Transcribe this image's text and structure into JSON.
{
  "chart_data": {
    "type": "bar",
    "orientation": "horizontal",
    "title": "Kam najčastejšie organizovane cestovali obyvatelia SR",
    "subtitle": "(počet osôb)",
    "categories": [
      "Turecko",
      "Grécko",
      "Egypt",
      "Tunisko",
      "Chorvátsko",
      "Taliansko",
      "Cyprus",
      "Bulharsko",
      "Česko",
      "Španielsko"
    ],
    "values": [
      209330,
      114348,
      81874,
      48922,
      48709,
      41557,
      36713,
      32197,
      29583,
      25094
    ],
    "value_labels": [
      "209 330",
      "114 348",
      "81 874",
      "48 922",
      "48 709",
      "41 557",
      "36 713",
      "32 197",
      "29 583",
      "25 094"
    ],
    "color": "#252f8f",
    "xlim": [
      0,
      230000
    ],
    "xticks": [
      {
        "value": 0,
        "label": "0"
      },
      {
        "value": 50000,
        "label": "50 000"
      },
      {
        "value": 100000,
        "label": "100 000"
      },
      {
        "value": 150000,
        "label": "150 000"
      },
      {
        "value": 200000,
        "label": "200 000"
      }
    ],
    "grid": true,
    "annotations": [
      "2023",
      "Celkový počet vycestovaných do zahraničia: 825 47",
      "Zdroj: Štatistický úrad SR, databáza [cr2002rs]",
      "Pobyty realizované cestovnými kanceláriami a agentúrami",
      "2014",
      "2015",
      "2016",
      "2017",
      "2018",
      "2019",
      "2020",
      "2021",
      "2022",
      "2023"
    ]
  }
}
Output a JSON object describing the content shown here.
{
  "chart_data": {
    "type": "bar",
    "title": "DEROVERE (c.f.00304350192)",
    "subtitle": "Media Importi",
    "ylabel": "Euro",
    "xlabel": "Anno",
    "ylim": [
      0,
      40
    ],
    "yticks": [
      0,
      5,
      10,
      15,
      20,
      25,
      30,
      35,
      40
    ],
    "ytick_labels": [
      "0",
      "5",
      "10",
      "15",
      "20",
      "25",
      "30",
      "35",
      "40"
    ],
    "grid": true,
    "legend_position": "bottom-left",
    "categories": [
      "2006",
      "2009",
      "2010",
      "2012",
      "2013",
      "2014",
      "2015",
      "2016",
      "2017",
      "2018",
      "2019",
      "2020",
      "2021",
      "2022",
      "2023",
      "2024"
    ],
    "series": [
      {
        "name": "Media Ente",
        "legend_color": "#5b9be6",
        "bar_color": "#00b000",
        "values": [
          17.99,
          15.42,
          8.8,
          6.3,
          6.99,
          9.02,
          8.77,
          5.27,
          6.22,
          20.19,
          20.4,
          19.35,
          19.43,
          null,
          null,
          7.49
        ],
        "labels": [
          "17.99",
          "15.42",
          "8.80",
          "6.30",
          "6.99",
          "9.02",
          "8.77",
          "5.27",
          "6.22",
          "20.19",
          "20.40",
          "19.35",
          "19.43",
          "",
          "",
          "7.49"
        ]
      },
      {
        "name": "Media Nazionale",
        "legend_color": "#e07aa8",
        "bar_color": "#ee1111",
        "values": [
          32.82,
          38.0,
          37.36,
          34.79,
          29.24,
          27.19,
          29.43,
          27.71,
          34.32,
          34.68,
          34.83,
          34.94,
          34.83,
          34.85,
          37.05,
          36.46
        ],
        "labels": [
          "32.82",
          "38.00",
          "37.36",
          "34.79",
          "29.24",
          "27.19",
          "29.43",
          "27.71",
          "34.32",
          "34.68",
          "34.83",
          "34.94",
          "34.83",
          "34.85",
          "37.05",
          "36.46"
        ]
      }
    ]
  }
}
☆ ☆ ☆
• [REQUIRED WORK]: Repeat every line of the data, exactly and in full.

• [WRITTEN SOLUTION]:
Transcribe this image's text and structure into JSON.
{
  "chart_data": {
    "type": "bar",
    "orientation": "horizontal",
    "title": "Kam najčastejšie organizovane cestovali obyvatelia SR",
    "subtitle": "(počet osôb)",
    "categories": [
      "Turecko",
      "Grécko",
      "Egypt",
      "Tunisko",
      "Chorvátsko",
      "Taliansko",
      "Cyprus",
      "Bulharsko",
      "Česko",
      "Španielsko"
    ],
    "values": [
      209330,
      114348,
      81874,
      48922,
      48709,
      41557,
      36713,
      32197,
      29583,
      25094
    ],
    "value_labels": [
      "209 330",
      "114 348",
      "81 874",
      "48 922",
      "48 709",
      "41 557",
      "36 713",
      "32 197",
      "29 583",
      "25 094"
    ],
    "color": "#252f8f",
    "xlim": [
      0,
      230000
    ],
    "xticks": [
      {
        "value": 0,
        "label": "0"
      },
      {
        "value": 50000,
        "label": "50 000"
      },
      {
        "value": 100000,
        "label": "100 000"
      },
      {
        "value": 150000,
        "label": "150 000"
      },
      {
        "value": 200000,
        "label": "200 000"
      }
    ],
    "grid": true,
    "annotations": [
      "2023",
      "Celkový počet vycestovaných do zahraničia: 825 47",
      "Zdroj: Štatistický úrad SR, databáza [cr2002rs]",
      "Pobyty realizované cestovnými kanceláriami a agentúrami",
      "2014",
      "2015",
      "2016",
      "2017",
      "2018",
      "2019",
      "2020",
      "2021",
      "2022",
      "2023"
    ]
  }
}
Output a JSON object describing the content shown here.
{
  "chart_data": {
    "type": "bar",
    "title": "DEROVERE (c.f.00304350192)",
    "subtitle": "Media Importi",
    "ylabel": "Euro",
    "xlabel": "Anno",
    "ylim": [
      0,
      40
    ],
    "yticks": [
      0,
      5,
      10,
      15,
      20,
      25,
      30,
      35,
      40
    ],
    "ytick_labels": [
      "0",
      "5",
      "10",
      "15",
      "20",
      "25",
      "30",
      "35",
      "40"
    ],
    "grid": true,
    "legend_position": "bottom-left",
    "categories": [
      "2006",
      "2009",
      "2010",
      "2012",
      "2013",
      "2014",
      "2015",
      "2016",
      "2017",
      "2018",
      "2019",
      "2020",
      "2021",
      "2022",
      "2023",
      "2024"
    ],
    "series": [
      {
        "name": "Media Ente",
        "legend_color": "#5b9be6",
        "bar_color": "#00b000",
        "values": [
          17.99,
          15.42,
          8.8,
          6.3,
          6.99,
          9.02,
          8.77,
          5.27,
          6.22,
          20.19,
          20.4,
          19.35,
          19.43,
          null,
          null,
          7.49
        ],
        "labels": [
          "17.99",
          "15.42",
          "8.80",
          "6.30",
          "6.99",
          "9.02",
          "8.77",
          "5.27",
          "6.22",
          "20.19",
          "20.40",
          "19.35",
          "19.43",
          "",
          "",
          "7.49"
        ]
      },
      {
        "name": "Media Nazionale",
        "legend_color": "#e07aa8",
        "bar_color": "#ee1111",
        "values": [
          32.82,
          38.0,
          37.36,
          34.79,
          29.24,
          27.19,
          29.43,
          27.71,
          34.32,
          34.68,
          34.83,
          34.94,
          34.83,
          34.85,
          37.05,
          36.46
        ],
        "labels": [
          "32.82",
          "38.00",
          "37.36",
          "34.79",
          "29.24",
          "27.19",
          "29.43",
          "27.71",
          "34.32",
          "34.68",
          "34.83",
          "34.94",
          "34.83",
          "34.85",
          "37.05",
          "36.46"
        ]
      }
    ]
  }
}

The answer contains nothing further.